### EXERCISE BRIEF
Quote the records beneath, complete and exact. Leave out images.

### RECORDS FOR PROCESSING
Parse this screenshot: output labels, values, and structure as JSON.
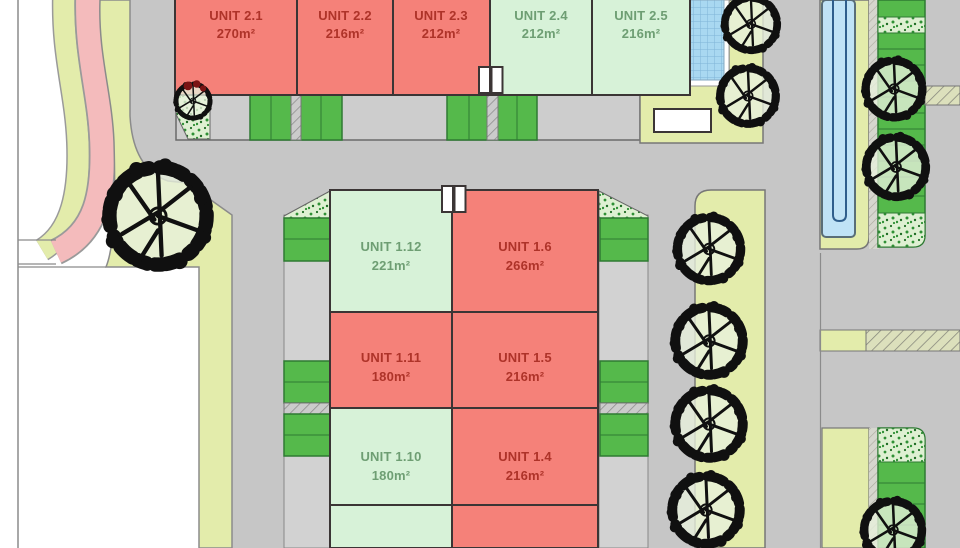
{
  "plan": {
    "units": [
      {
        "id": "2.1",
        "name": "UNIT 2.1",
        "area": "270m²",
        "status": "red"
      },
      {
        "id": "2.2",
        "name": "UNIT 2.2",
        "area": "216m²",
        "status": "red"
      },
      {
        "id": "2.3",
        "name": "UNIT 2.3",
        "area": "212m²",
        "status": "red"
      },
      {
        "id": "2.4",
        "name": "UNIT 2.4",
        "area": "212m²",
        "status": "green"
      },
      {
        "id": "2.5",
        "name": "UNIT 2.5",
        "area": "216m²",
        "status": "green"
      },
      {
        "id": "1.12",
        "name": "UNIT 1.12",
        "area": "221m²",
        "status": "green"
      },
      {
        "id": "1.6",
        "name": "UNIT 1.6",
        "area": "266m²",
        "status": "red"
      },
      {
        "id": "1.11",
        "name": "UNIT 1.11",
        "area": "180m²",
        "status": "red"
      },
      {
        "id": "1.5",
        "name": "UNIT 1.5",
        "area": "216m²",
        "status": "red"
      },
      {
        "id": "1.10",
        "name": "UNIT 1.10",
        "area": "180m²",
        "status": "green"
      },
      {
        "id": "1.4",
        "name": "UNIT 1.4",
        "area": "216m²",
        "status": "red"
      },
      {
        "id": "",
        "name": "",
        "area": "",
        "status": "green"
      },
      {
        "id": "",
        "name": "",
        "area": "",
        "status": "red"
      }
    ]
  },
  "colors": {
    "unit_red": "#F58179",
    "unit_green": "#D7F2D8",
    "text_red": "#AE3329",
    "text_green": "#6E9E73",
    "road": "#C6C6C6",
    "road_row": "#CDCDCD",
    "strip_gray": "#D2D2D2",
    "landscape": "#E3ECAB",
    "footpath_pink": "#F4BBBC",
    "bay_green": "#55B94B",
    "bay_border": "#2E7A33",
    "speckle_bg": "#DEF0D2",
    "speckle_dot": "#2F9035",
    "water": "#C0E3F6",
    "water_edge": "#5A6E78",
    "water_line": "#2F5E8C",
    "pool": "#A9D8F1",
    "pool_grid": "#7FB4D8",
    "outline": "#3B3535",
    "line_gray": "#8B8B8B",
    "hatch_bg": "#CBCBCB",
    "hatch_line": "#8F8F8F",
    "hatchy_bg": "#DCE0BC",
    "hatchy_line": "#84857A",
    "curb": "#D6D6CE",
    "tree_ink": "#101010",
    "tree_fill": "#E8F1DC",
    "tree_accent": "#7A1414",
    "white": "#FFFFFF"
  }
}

### COMPLETED TASK
Parse this screenshot: output labels, values, and structure as JSON.
{
  "plan": {
    "units": [
      {
        "id": "2.1",
        "name": "UNIT 2.1",
        "area": "270m²",
        "status": "red"
      },
      {
        "id": "2.2",
        "name": "UNIT 2.2",
        "area": "216m²",
        "status": "red"
      },
      {
        "id": "2.3",
        "name": "UNIT 2.3",
        "area": "212m²",
        "status": "red"
      },
      {
        "id": "2.4",
        "name": "UNIT 2.4",
        "area": "212m²",
        "status": "green"
      },
      {
        "id": "2.5",
        "name": "UNIT 2.5",
        "area": "216m²",
        "status": "green"
      },
      {
        "id": "1.12",
        "name": "UNIT 1.12",
        "area": "221m²",
        "status": "green"
      },
      {
        "id": "1.6",
        "name": "UNIT 1.6",
        "area": "266m²",
        "status": "red"
      },
      {
        "id": "1.11",
        "name": "UNIT 1.11",
        "area": "180m²",
        "status": "red"
      },
      {
        "id": "1.5",
        "name": "UNIT 1.5",
        "area": "216m²",
        "status": "red"
      },
      {
        "id": "1.10",
        "name": "UNIT 1.10",
        "area": "180m²",
        "status": "green"
      },
      {
        "id": "1.4",
        "name": "UNIT 1.4",
        "area": "216m²",
        "status": "red"
      },
      {
        "id": "",
        "name": "",
        "area": "",
        "status": "green"
      },
      {
        "id": "",
        "name": "",
        "area": "",
        "status": "red"
      }
    ]
  },
  "colors": {
    "unit_red": "#F58179",
    "unit_green": "#D7F2D8",
    "text_red": "#AE3329",
    "text_green": "#6E9E73",
    "road": "#C6C6C6",
    "road_row": "#CDCDCD",
    "strip_gray": "#D2D2D2",
    "landscape": "#E3ECAB",
    "footpath_pink": "#F4BBBC",
    "bay_green": "#55B94B",
    "bay_border": "#2E7A33",
    "speckle_bg": "#DEF0D2",
    "speckle_dot": "#2F9035",
    "water": "#C0E3F6",
    "water_edge": "#5A6E78",
    "water_line": "#2F5E8C",
    "pool": "#A9D8F1",
    "pool_grid": "#7FB4D8",
    "outline": "#3B3535",
    "line_gray": "#8B8B8B",
    "hatch_bg": "#CBCBCB",
    "hatch_line": "#8F8F8F",
    "hatchy_bg": "#DCE0BC",
    "hatchy_line": "#84857A",
    "curb": "#D6D6CE",
    "tree_ink": "#101010",
    "tree_fill": "#E8F1DC",
    "tree_accent": "#7A1414",
    "white": "#FFFFFF"
  }
}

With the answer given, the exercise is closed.